THE EXERCISE
Check each line of the records below and collect those holding "землеустройства".

RECORDS TO USE
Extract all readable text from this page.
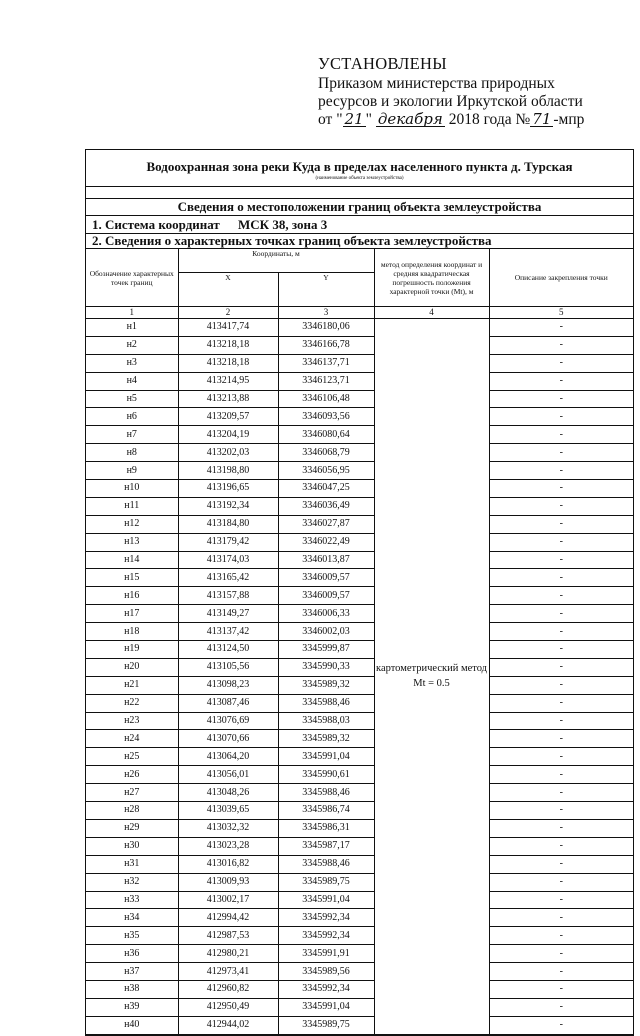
УСТАНОВЛЕНЫ
Приказом министерства природных
ресурсов и экологии Иркутской области
от " 21 " декабря 2018 года № 71 -мпр
Водоохранная зона реки Куда в пределах населенного пункта д. Турская
(наименование объекта землеустройства)
Сведения о местоположении границ объекта землеустройства
1. Система координат МСК 38, зона 3
2. Сведения о характерных точках границ объекта землеустройства
Обозначение характерных точек границ	Координаты, м		метод определения координат и средняя квадратическая погрешность положения характерной точки (Mt), м	Описание закрепления точки
	X	Y		
1	2	3	4	5
н1	413417,74	3346180,06	картометрический метод Mt = 0.5	-
н2	413218,18	3346166,78		-
н3	413218,18	3346137,71		-
н4	413214,95	3346123,71		-
н5	413213,88	3346106,48		-
н6	413209,57	3346093,56		-
н7	413204,19	3346080,64		-
н8	413202,03	3346068,79		-
н9	413198,80	3346056,95		-
н10	413196,65	3346047,25		-
н11	413192,34	3346036,49		-
н12	413184,80	3346027,87		-
н13	413179,42	3346022,49		-
н14	413174,03	3346013,87		-
н15	413165,42	3346009,57		-
н16	413157,88	3346009,57		-
н17	413149,27	3346006,33		-
н18	413137,42	3346002,03		-
н19	413124,50	3345999,87		-
н20	413105,56	3345990,33		-
н21	413098,23	3345989,32		-
н22	413087,46	3345988,46		-
н23	413076,69	3345988,03		-
н24	413070,66	3345989,32		-
н25	413064,20	3345991,04		-
н26	413056,01	3345990,61		-
н27	413048,26	3345988,46		-
н28	413039,65	3345986,74		-
н29	413032,32	3345986,31		-
н30	413023,28	3345987,17		-
н31	413016,82	3345988,46		-
н32	413009,93	3345989,75		-
н33	413002,17	3345991,04		-
н34	412994,42	3345992,34		-
н35	412987,53	3345992,34		-
н36	412980,21	3345991,91		-
н37	412973,41	3345989,56		-
н38	412960,82	3345992,34		-
н39	412950,49	3345991,04		-
н40	412944,02	3345989,75		-
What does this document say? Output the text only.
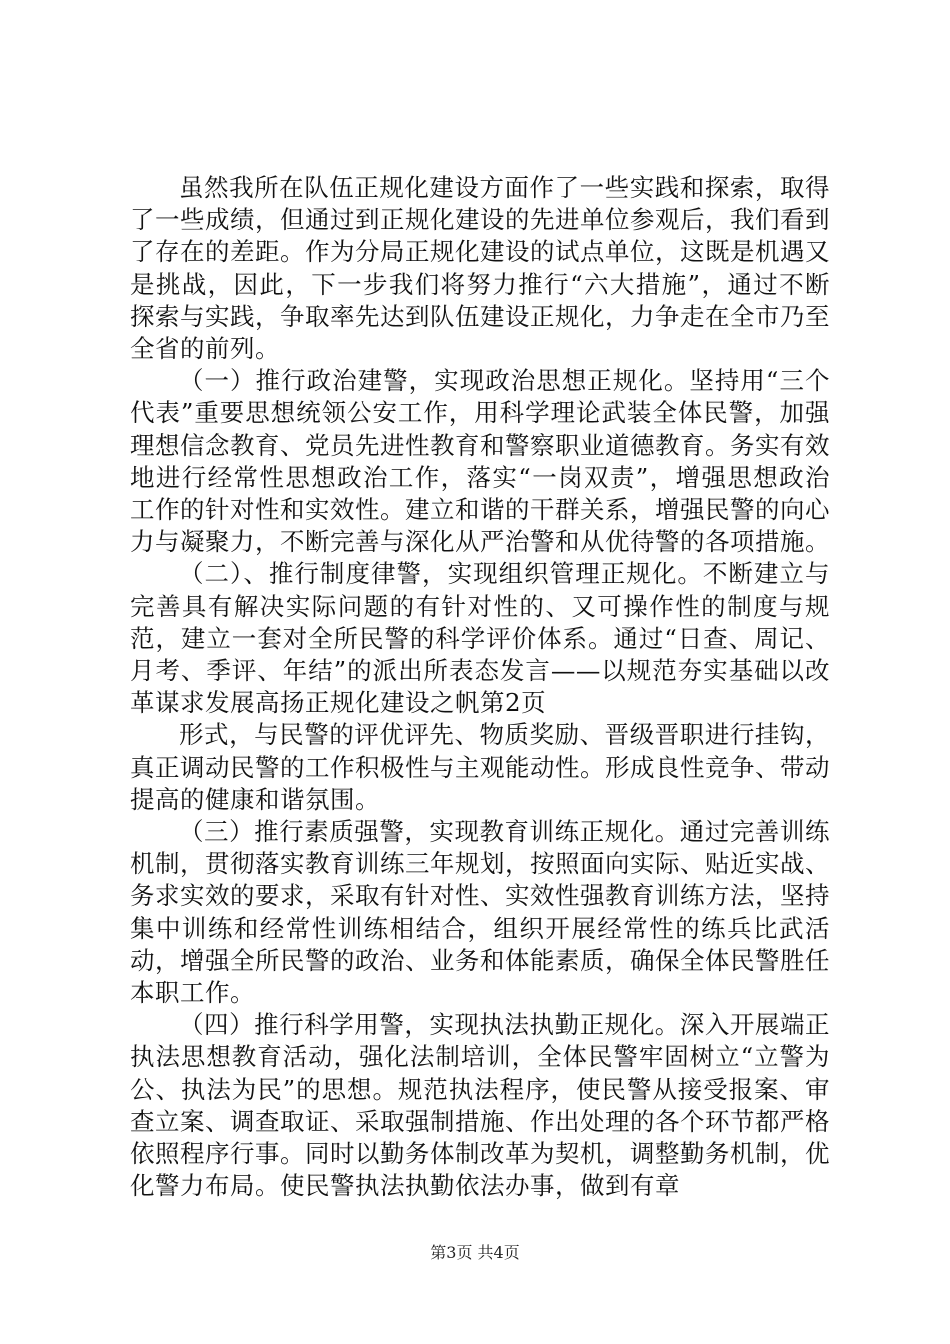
虽然我所在队伍正规化建设方面作了一些实践和探索，取得了一些成绩，但通过到正规化建设的先进单位参观后，我们看到了存在的差距。作为分局正规化建设的试点单位，这既是机遇又是挑战，因此，下一步我们将努力推行“六大措施”，通过不断探索与实践，争取率先达到队伍建设正规化，力争走在全市乃至全省的前列。

（一）推行政治建警，实现政治思想正规化。坚持用“三个代表”重要思想统领公安工作，用科学理论武装全体民警，加强理想信念教育、党员先进性教育和警察职业道德教育。务实有效地进行经常性思想政治工作，落实“一岗双责”，增强思想政治工作的针对性和实效性。建立和谐的干群关系，增强民警的向心力与凝聚力，不断完善与深化从严治警和从优待警的各项措施。

（二）、推行制度律警，实现组织管理正规化。不断建立与完善具有解决实际问题的有针对性的、又可操作性的制度与规范，建立一套对全所民警的科学评价体系。通过“日查、周记、月考、季评、年结”的派出所表态发言——以规范夯实基础以改革谋求发展高扬正规化建设之帆第2页

形式，与民警的评优评先、物质奖励、晋级晋职进行挂钩，真正调动民警的工作积极性与主观能动性。形成良性竞争、带动提高的健康和谐氛围。

（三）推行素质强警，实现教育训练正规化。通过完善训练机制，贯彻落实教育训练三年规划，按照面向实际、贴近实战、务求实效的要求，采取有针对性、实效性强教育训练方法，坚持集中训练和经常性训练相结合，组织开展经常性的练兵比武活动，增强全所民警的政治、业务和体能素质，确保全体民警胜任本职工作。

（四）推行科学用警，实现执法执勤正规化。深入开展端正执法思想教育活动，强化法制培训，全体民警牢固树立“立警为公、执法为民”的思想。规范执法程序，使民警从接受报案、审查立案、调查取证、采取强制措施、作出处理的各个环节都严格依照程序行事。同时以勤务体制改革为契机，调整勤务机制，优化警力布局。使民警执法执勤依法办事，做到有章

第3页 共4页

WRITTEN SOLUTION
(наименование объекта землеустройства)
Сведения о местоположении границ объекта землеустройства
2. Сведения о характерных точках границ объекта землеустройства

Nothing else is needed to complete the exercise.